Directions:
In the listing below, count the lines with "provides" and report only the figure.

Material:
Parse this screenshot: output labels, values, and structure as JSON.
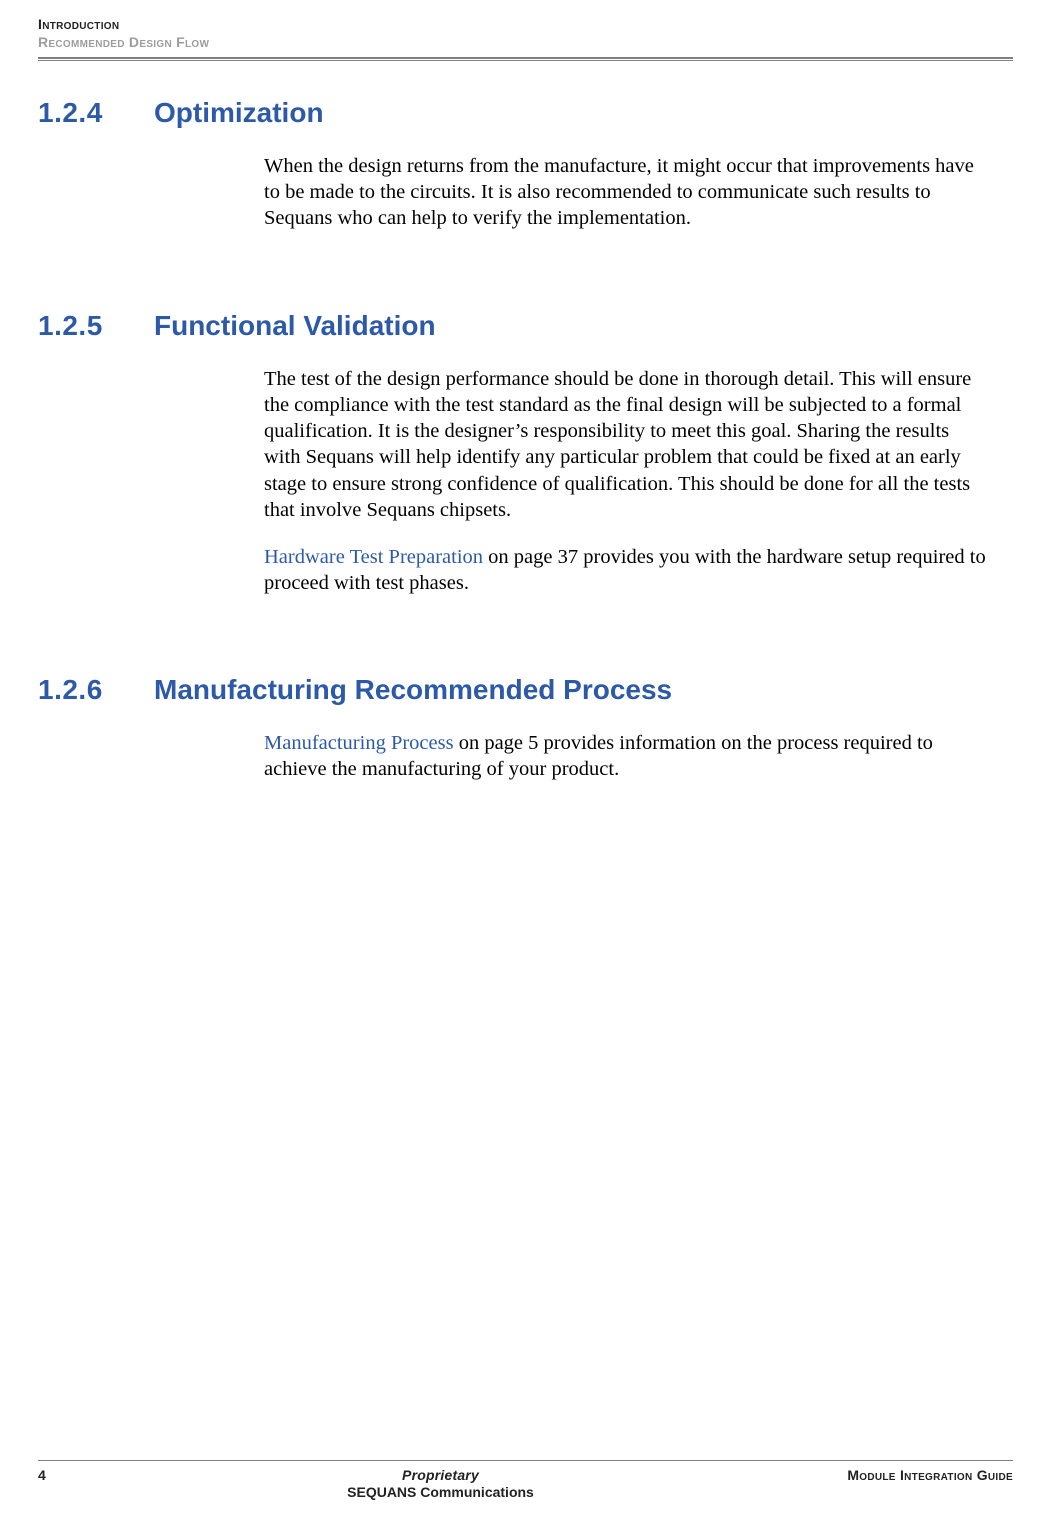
{
  "running_head": {
    "line1": "Introduction",
    "line2": "Recommended Design Flow"
  },
  "sections": {
    "s124": {
      "num": "1.2.4",
      "title": "Optimization",
      "p1": "When the design returns from the manufacture, it might occur that improvements have to be made to the circuits. It is also recommended to communicate such results to Sequans who can help to verify the implementation."
    },
    "s125": {
      "num": "1.2.5",
      "title": "Functional Validation",
      "p1": "The test of the design performance should be done in thorough detail. This will ensure the compliance with the test standard as the final design will be subjected to a formal qualification. It is the designer’s responsibility to meet this goal. Sharing the results with Sequans will help identify any particular problem that could be fixed at an early stage to ensure strong confidence of qualification. This should be done for all the tests that involve Sequans chipsets.",
      "p2_pre": " ",
      "p2_link": "Hardware Test Preparation",
      "p2_post": " on page 37 provides you with the hardware setup required to proceed with test phases."
    },
    "s126": {
      "num": "1.2.6",
      "title": "Manufacturing Recommended Process",
      "p1_pre": " ",
      "p1_link": "Manufacturing Process",
      "p1_post": " on page 5 provides information on the process required to achieve the manufacturing of your product."
    }
  },
  "footer": {
    "page_number": "4",
    "proprietary": "Proprietary",
    "company": "SEQUANS Communications",
    "doc_title": "Module Integration Guide"
  }
}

Full output:
2